[Data listing]
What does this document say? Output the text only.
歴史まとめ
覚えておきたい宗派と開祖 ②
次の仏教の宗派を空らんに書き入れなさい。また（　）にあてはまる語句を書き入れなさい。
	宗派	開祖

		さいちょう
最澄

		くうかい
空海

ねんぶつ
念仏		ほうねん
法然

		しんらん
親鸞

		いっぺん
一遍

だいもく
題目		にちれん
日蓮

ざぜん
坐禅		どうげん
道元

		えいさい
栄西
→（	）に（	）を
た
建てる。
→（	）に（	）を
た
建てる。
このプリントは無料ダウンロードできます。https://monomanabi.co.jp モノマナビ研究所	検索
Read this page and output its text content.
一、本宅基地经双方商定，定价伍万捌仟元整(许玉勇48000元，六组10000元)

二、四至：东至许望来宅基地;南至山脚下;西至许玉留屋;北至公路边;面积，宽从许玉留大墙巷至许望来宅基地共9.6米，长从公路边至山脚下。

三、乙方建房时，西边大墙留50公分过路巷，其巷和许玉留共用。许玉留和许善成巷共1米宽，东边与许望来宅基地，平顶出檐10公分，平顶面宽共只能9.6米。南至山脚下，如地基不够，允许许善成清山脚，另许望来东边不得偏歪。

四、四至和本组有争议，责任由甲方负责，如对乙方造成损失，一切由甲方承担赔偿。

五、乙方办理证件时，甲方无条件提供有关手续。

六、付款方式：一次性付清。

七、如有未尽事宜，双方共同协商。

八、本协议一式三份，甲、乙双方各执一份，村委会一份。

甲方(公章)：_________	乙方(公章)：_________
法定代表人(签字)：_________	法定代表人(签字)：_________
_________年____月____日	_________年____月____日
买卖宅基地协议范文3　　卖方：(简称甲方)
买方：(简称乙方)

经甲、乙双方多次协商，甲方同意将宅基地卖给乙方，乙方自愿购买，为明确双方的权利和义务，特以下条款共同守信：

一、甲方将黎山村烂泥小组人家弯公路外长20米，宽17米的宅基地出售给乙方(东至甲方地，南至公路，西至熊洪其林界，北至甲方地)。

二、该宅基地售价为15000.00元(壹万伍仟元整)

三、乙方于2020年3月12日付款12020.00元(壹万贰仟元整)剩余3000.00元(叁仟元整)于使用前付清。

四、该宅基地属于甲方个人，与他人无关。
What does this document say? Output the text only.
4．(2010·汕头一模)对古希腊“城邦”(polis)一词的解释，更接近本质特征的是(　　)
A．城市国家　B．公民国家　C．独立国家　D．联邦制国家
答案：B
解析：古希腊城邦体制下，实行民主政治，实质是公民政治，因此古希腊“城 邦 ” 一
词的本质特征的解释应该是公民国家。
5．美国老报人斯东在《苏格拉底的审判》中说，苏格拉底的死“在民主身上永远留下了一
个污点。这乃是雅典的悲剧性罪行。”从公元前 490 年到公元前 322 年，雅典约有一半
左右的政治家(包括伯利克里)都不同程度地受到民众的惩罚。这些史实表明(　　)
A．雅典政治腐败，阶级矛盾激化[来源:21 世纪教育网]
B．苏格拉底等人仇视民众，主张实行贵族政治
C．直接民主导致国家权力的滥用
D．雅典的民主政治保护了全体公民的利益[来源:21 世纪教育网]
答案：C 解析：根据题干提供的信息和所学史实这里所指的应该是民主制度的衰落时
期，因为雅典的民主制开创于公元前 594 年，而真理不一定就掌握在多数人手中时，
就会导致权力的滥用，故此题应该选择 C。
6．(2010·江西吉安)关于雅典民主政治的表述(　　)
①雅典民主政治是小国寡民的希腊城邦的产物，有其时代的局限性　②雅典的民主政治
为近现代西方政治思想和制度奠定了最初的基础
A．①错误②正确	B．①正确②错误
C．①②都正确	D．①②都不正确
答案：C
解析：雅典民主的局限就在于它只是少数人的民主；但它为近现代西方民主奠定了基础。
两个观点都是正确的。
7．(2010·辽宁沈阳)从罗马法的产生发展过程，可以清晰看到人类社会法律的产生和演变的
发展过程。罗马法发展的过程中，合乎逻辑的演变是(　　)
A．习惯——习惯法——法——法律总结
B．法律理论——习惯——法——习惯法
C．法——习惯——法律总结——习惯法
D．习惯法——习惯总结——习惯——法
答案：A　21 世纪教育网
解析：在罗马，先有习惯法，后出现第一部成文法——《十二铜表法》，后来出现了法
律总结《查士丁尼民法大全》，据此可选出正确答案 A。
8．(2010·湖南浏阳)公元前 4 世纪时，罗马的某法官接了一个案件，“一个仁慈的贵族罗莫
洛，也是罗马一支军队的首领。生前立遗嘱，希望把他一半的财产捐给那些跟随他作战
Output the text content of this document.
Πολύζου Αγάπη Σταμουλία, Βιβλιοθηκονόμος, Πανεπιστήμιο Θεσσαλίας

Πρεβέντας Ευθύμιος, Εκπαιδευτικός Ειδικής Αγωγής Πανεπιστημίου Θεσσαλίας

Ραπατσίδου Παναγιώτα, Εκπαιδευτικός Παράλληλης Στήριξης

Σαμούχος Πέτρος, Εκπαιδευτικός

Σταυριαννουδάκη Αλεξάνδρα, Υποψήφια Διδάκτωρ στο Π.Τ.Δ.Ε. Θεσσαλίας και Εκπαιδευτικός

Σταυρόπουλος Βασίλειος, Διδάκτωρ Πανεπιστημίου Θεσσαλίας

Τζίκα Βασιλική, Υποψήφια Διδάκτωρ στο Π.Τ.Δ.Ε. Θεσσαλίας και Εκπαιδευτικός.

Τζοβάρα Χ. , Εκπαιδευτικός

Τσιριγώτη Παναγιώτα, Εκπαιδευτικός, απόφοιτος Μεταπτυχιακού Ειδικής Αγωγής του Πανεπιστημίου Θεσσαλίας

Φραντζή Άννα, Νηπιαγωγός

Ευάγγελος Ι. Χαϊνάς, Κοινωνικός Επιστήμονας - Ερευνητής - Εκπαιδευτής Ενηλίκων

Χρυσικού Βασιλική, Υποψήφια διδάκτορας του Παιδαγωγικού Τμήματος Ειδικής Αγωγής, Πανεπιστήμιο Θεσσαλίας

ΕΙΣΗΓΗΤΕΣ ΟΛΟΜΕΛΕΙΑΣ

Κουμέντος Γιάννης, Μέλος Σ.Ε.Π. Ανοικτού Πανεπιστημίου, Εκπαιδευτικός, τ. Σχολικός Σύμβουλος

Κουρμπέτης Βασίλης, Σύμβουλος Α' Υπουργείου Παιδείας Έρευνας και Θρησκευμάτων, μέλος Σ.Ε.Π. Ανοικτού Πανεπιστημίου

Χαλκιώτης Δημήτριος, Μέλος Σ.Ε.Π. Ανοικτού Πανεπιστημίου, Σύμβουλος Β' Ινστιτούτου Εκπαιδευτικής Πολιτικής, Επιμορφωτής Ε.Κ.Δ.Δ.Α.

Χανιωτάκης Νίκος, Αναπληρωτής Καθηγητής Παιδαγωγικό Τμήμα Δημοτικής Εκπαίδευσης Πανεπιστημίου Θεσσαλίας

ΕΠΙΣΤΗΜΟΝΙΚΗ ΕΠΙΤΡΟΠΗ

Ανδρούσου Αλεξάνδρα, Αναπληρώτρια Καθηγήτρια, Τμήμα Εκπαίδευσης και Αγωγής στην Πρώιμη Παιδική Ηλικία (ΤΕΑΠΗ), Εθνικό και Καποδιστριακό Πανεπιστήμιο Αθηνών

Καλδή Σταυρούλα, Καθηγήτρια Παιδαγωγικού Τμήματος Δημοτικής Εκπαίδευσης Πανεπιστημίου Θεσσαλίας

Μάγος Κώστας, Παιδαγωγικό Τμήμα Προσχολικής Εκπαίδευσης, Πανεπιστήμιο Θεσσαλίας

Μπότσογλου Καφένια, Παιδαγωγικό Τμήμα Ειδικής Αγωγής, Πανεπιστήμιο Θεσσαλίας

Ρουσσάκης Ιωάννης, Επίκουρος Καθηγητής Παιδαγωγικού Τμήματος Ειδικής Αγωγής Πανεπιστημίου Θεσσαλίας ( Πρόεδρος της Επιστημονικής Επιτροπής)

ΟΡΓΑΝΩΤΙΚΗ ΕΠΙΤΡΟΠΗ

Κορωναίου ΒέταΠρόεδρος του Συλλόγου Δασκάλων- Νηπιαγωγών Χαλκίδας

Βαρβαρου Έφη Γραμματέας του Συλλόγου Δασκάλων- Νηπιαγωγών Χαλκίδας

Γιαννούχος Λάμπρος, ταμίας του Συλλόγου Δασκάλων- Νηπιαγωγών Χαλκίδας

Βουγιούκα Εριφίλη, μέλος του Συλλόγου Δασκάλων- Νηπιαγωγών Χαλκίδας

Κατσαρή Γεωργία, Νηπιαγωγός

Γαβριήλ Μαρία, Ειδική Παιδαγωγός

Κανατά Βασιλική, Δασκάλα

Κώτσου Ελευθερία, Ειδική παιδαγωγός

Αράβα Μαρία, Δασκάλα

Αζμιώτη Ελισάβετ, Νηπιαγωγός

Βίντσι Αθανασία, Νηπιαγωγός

> **Description of the task**
In the entries above, find lines with "Δασκάλων" and copy each.

> **Task output**
Κορωναίου ΒέταΠρόεδρος του Συλλόγου Δασκάλων- Νηπιαγωγών Χαλκίδας
Βαρβαρου Έφη Γραμματέας του Συλλόγου Δασκάλων- Νηπιαγωγών Χαλκίδας
Γιαννούχος Λάμπρος, ταμίας του Συλλόγου Δασκάλων- Νηπιαγωγών Χαλκίδας
Βουγιούκα Εριφίλη, μέλος του Συλλόγου Δασκάλων- Νηπιαγωγών Χαλκίδας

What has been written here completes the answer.